Figure content listings
________________
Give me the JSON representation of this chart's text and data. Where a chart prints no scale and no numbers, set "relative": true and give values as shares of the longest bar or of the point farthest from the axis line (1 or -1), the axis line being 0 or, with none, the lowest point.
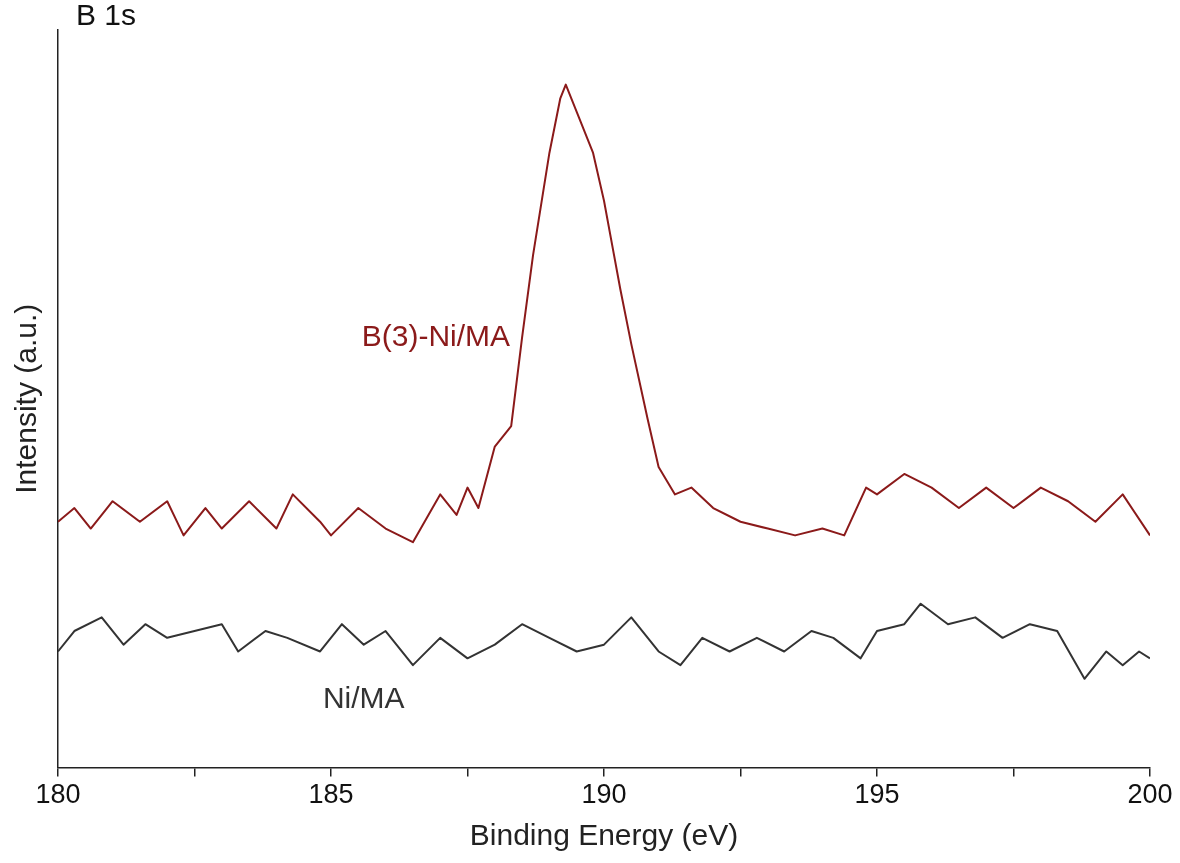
{
  "chart_data": {
    "type": "line",
    "relative": true,
    "xlabel": "Binding Energy (eV)",
    "ylabel": "Intensity (a.u.)",
    "annotations": [
      "B 1s"
    ],
    "xlim": [
      180,
      200
    ],
    "xticks": [
      180,
      {
        "value": 182.5,
        "label": null
      },
      185,
      {
        "value": 187.5,
        "label": null
      },
      190,
      {
        "value": 192.5,
        "label": null
      },
      195,
      {
        "value": 197.5,
        "label": null
      },
      200
    ],
    "grid": false,
    "legend": false,
    "marker": "none",
    "line_style": "solid",
    "series": [
      {
        "name": "B(3)-Ni/MA",
        "color": "#8b1a1a",
        "x": [
          180,
          180.3,
          180.6,
          181,
          181.5,
          182,
          182.3,
          182.7,
          183,
          183.5,
          184,
          184.3,
          184.8,
          185,
          185.5,
          186,
          186.5,
          187,
          187.3,
          187.5,
          187.7,
          188,
          188.3,
          188.5,
          188.7,
          189,
          189.2,
          189.3,
          189.5,
          189.8,
          190,
          190.3,
          190.5,
          190.8,
          191,
          191.3,
          191.6,
          192,
          192.5,
          193,
          193.5,
          194,
          194.4,
          194.8,
          195,
          195.5,
          196,
          196.5,
          197,
          197.5,
          198,
          198.5,
          199,
          199.5,
          200
        ],
        "values": [
          0.36,
          0.38,
          0.35,
          0.39,
          0.36,
          0.39,
          0.34,
          0.38,
          0.35,
          0.39,
          0.35,
          0.4,
          0.36,
          0.34,
          0.38,
          0.35,
          0.33,
          0.4,
          0.37,
          0.41,
          0.38,
          0.47,
          0.5,
          0.63,
          0.75,
          0.9,
          0.98,
          1,
          0.96,
          0.9,
          0.83,
          0.7,
          0.62,
          0.51,
          0.44,
          0.4,
          0.41,
          0.38,
          0.36,
          0.35,
          0.34,
          0.35,
          0.34,
          0.41,
          0.4,
          0.43,
          0.41,
          0.38,
          0.41,
          0.38,
          0.41,
          0.39,
          0.36,
          0.4,
          0.34
        ]
      },
      {
        "name": "Ni/MA",
        "color": "#333333",
        "x": [
          180,
          180.3,
          180.8,
          181.2,
          181.6,
          182,
          182.5,
          183,
          183.3,
          183.8,
          184.2,
          184.8,
          185.2,
          185.6,
          186,
          186.5,
          187,
          187.5,
          188,
          188.5,
          189,
          189.5,
          190,
          190.5,
          191,
          191.4,
          191.8,
          192.3,
          192.8,
          193.3,
          193.8,
          194.2,
          194.7,
          195,
          195.5,
          195.8,
          196.3,
          196.8,
          197.3,
          197.8,
          198.3,
          198.8,
          199.2,
          199.5,
          199.8,
          200
        ],
        "values": [
          0.17,
          0.2,
          0.22,
          0.18,
          0.21,
          0.19,
          0.2,
          0.21,
          0.17,
          0.2,
          0.19,
          0.17,
          0.21,
          0.18,
          0.2,
          0.15,
          0.19,
          0.16,
          0.18,
          0.21,
          0.19,
          0.17,
          0.18,
          0.22,
          0.17,
          0.15,
          0.19,
          0.17,
          0.19,
          0.17,
          0.2,
          0.19,
          0.16,
          0.2,
          0.21,
          0.24,
          0.21,
          0.22,
          0.19,
          0.21,
          0.2,
          0.13,
          0.17,
          0.15,
          0.17,
          0.16
        ]
      }
    ]
  }
}
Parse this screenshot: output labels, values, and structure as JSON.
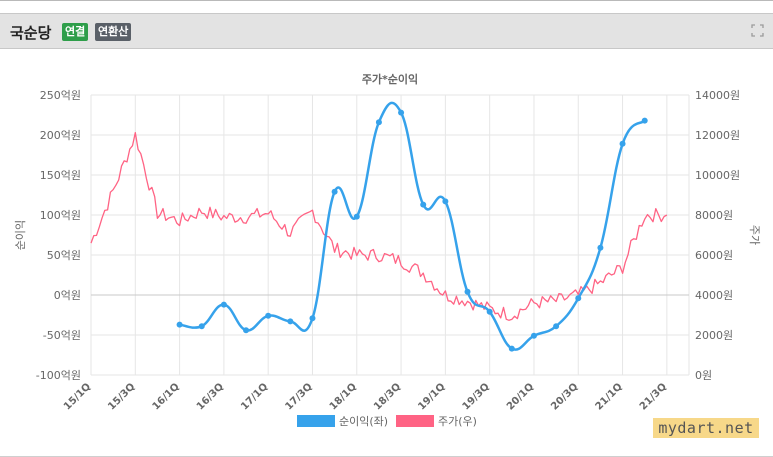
{
  "header": {
    "title": "국순당",
    "badge_consolidated": "연결",
    "badge_annualized": "연환산"
  },
  "watermark": "mydart.net",
  "chart_data": {
    "type": "line",
    "title": "주가*순이익",
    "y_left_label": "순이익",
    "y_right_label": "주가",
    "y_left_range": [
      -100,
      250
    ],
    "y_right_range": [
      0,
      14000
    ],
    "y_left_ticks": [
      "250억원",
      "200억원",
      "150억원",
      "100억원",
      "50억원",
      "0억원",
      "-50억원",
      "-100억원"
    ],
    "y_right_ticks": [
      "14000원",
      "12000원",
      "10000원",
      "8000원",
      "6000원",
      "4000원",
      "2000원",
      "0원"
    ],
    "x_ticks": [
      "15/1Q",
      "15/3Q",
      "16/1Q",
      "16/3Q",
      "17/1Q",
      "17/3Q",
      "18/1Q",
      "18/3Q",
      "19/1Q",
      "19/3Q",
      "20/1Q",
      "20/3Q",
      "21/1Q",
      "21/3Q"
    ],
    "legend": [
      "순이익(좌)",
      "주가(우)"
    ],
    "colors": {
      "profit": "#36a2eb",
      "price": "#ff6384",
      "grid": "#e6e6e6",
      "axis": "#666666"
    },
    "series": [
      {
        "name": "순이익(좌)",
        "axis": "left",
        "x": [
          "16/1Q",
          "16/2Q",
          "16/3Q",
          "16/4Q",
          "17/1Q",
          "17/2Q",
          "17/3Q",
          "17/4Q",
          "18/1Q",
          "18/2Q",
          "18/3Q",
          "18/4Q",
          "19/1Q",
          "19/2Q",
          "19/3Q",
          "19/4Q",
          "20/1Q",
          "20/2Q",
          "20/3Q",
          "20/4Q",
          "21/1Q",
          "21/2Q"
        ],
        "values": [
          -37,
          -39,
          -12,
          -44,
          -26,
          -33,
          -29,
          129,
          98,
          216,
          228,
          113,
          117,
          4,
          -21,
          -67,
          -51,
          -39,
          -4,
          59,
          189,
          218
        ]
      },
      {
        "name": "주가(우)",
        "axis": "right",
        "x": [
          "15/1Q",
          "15/2Q",
          "15/3Q",
          "15/4Q",
          "16/1Q",
          "16/2Q",
          "16/3Q",
          "16/4Q",
          "17/1Q",
          "17/2Q",
          "17/3Q",
          "17/4Q",
          "18/1Q",
          "18/2Q",
          "18/3Q",
          "18/4Q",
          "19/1Q",
          "19/2Q",
          "19/3Q",
          "19/4Q",
          "20/1Q",
          "20/2Q",
          "20/3Q",
          "20/4Q",
          "21/1Q",
          "21/2Q",
          "21/3Q"
        ],
        "values": [
          6600,
          9200,
          12000,
          8100,
          7700,
          8200,
          7900,
          7900,
          8100,
          7100,
          8200,
          6300,
          6000,
          6000,
          5700,
          5100,
          4000,
          3700,
          3300,
          3000,
          3600,
          3700,
          4000,
          4600,
          5400,
          8000,
          8000
        ]
      }
    ]
  }
}
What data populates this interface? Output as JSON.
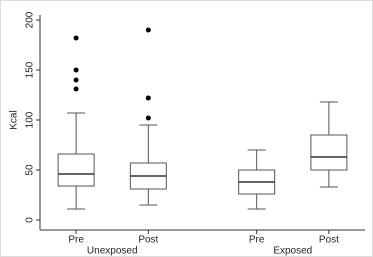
{
  "chart_data": {
    "type": "box",
    "y_label": "Kcal",
    "ylim": [
      0,
      200
    ],
    "yticks": [
      0,
      50,
      100,
      150,
      200
    ],
    "box_color": "#555555",
    "median_color": "#333333",
    "flier_color": "#000000",
    "groups": [
      {
        "label": "Unexposed",
        "categories": [
          "Pre",
          "Post"
        ],
        "boxes": [
          {
            "whislo": 11,
            "q1": 34,
            "med": 46,
            "q3": 66,
            "whishi": 107,
            "fliers": [
              182,
              150,
              140,
              131
            ]
          },
          {
            "whislo": 15,
            "q1": 31,
            "med": 44,
            "q3": 57,
            "whishi": 95,
            "fliers": [
              190,
              122,
              102
            ]
          }
        ]
      },
      {
        "label": "Exposed",
        "categories": [
          "Pre",
          "Post"
        ],
        "boxes": [
          {
            "whislo": 11,
            "q1": 26,
            "med": 38,
            "q3": 50,
            "whishi": 70,
            "fliers": []
          },
          {
            "whislo": 33,
            "q1": 50,
            "med": 63,
            "q3": 85,
            "whishi": 118,
            "fliers": []
          }
        ]
      }
    ]
  }
}
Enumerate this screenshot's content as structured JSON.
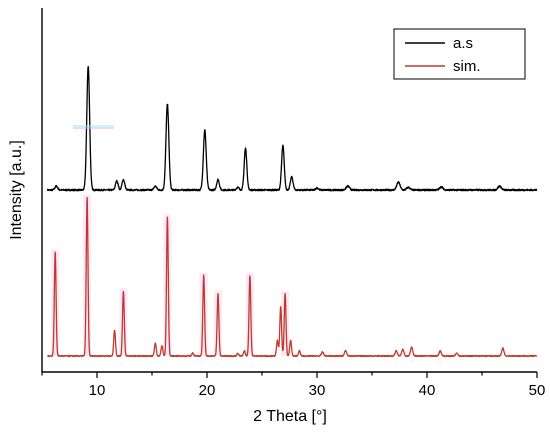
{
  "chart_data": {
    "type": "line",
    "title": "",
    "xlabel": "2 Theta [°]",
    "ylabel": "Intensity [a.u.]",
    "xlim": [
      5,
      50
    ],
    "xticks": [
      10,
      20,
      30,
      40,
      50
    ],
    "ylim": [
      0,
      1
    ],
    "yticks_labeled": false,
    "grid": false,
    "legend_position": "top-right",
    "series": [
      {
        "name": "a.s",
        "color": "#000000",
        "baseline": 0.487,
        "noise": 0.006,
        "peaks": [
          {
            "x": 6.3,
            "h": 0.015,
            "w": 0.12
          },
          {
            "x": 9.2,
            "h": 0.475,
            "w": 0.13
          },
          {
            "x": 11.8,
            "h": 0.035,
            "w": 0.12
          },
          {
            "x": 12.4,
            "h": 0.04,
            "w": 0.12
          },
          {
            "x": 15.3,
            "h": 0.015,
            "w": 0.12
          },
          {
            "x": 16.4,
            "h": 0.33,
            "w": 0.13
          },
          {
            "x": 19.8,
            "h": 0.23,
            "w": 0.13
          },
          {
            "x": 21.0,
            "h": 0.04,
            "w": 0.12
          },
          {
            "x": 22.8,
            "h": 0.01,
            "w": 0.12
          },
          {
            "x": 23.5,
            "h": 0.16,
            "w": 0.12
          },
          {
            "x": 26.9,
            "h": 0.17,
            "w": 0.12
          },
          {
            "x": 27.7,
            "h": 0.05,
            "w": 0.12
          },
          {
            "x": 30.0,
            "h": 0.008,
            "w": 0.12
          },
          {
            "x": 32.8,
            "h": 0.015,
            "w": 0.15
          },
          {
            "x": 37.4,
            "h": 0.03,
            "w": 0.15
          },
          {
            "x": 38.3,
            "h": 0.01,
            "w": 0.15
          },
          {
            "x": 41.3,
            "h": 0.012,
            "w": 0.15
          },
          {
            "x": 46.6,
            "h": 0.015,
            "w": 0.15
          }
        ]
      },
      {
        "name": "sim.",
        "color": "#c0392b",
        "baseline": 0.0,
        "noise": 0.004,
        "peaks": [
          {
            "x": 6.2,
            "h": 0.4,
            "w": 0.08
          },
          {
            "x": 9.1,
            "h": 0.61,
            "w": 0.08
          },
          {
            "x": 11.6,
            "h": 0.1,
            "w": 0.08
          },
          {
            "x": 12.4,
            "h": 0.25,
            "w": 0.08
          },
          {
            "x": 15.3,
            "h": 0.05,
            "w": 0.08
          },
          {
            "x": 15.9,
            "h": 0.04,
            "w": 0.08
          },
          {
            "x": 16.4,
            "h": 0.535,
            "w": 0.08
          },
          {
            "x": 18.7,
            "h": 0.012,
            "w": 0.08
          },
          {
            "x": 19.7,
            "h": 0.31,
            "w": 0.08
          },
          {
            "x": 21.0,
            "h": 0.24,
            "w": 0.08
          },
          {
            "x": 22.8,
            "h": 0.01,
            "w": 0.08
          },
          {
            "x": 23.4,
            "h": 0.02,
            "w": 0.08
          },
          {
            "x": 23.9,
            "h": 0.31,
            "w": 0.08
          },
          {
            "x": 26.4,
            "h": 0.06,
            "w": 0.08
          },
          {
            "x": 26.7,
            "h": 0.19,
            "w": 0.08
          },
          {
            "x": 27.1,
            "h": 0.24,
            "w": 0.08
          },
          {
            "x": 27.6,
            "h": 0.06,
            "w": 0.08
          },
          {
            "x": 28.4,
            "h": 0.02,
            "w": 0.08
          },
          {
            "x": 30.5,
            "h": 0.015,
            "w": 0.1
          },
          {
            "x": 32.6,
            "h": 0.02,
            "w": 0.1
          },
          {
            "x": 37.2,
            "h": 0.02,
            "w": 0.1
          },
          {
            "x": 37.8,
            "h": 0.025,
            "w": 0.1
          },
          {
            "x": 38.6,
            "h": 0.035,
            "w": 0.1
          },
          {
            "x": 41.2,
            "h": 0.02,
            "w": 0.1
          },
          {
            "x": 42.7,
            "h": 0.012,
            "w": 0.1
          },
          {
            "x": 46.9,
            "h": 0.03,
            "w": 0.1
          }
        ]
      }
    ]
  }
}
________________
Objective:
Each line in the data that holds the string "whislo" should be found and copied.

Worked solution:
            "whislo": 11,
            "whislo": 15,
            "whislo": 11,
            "whislo": 33,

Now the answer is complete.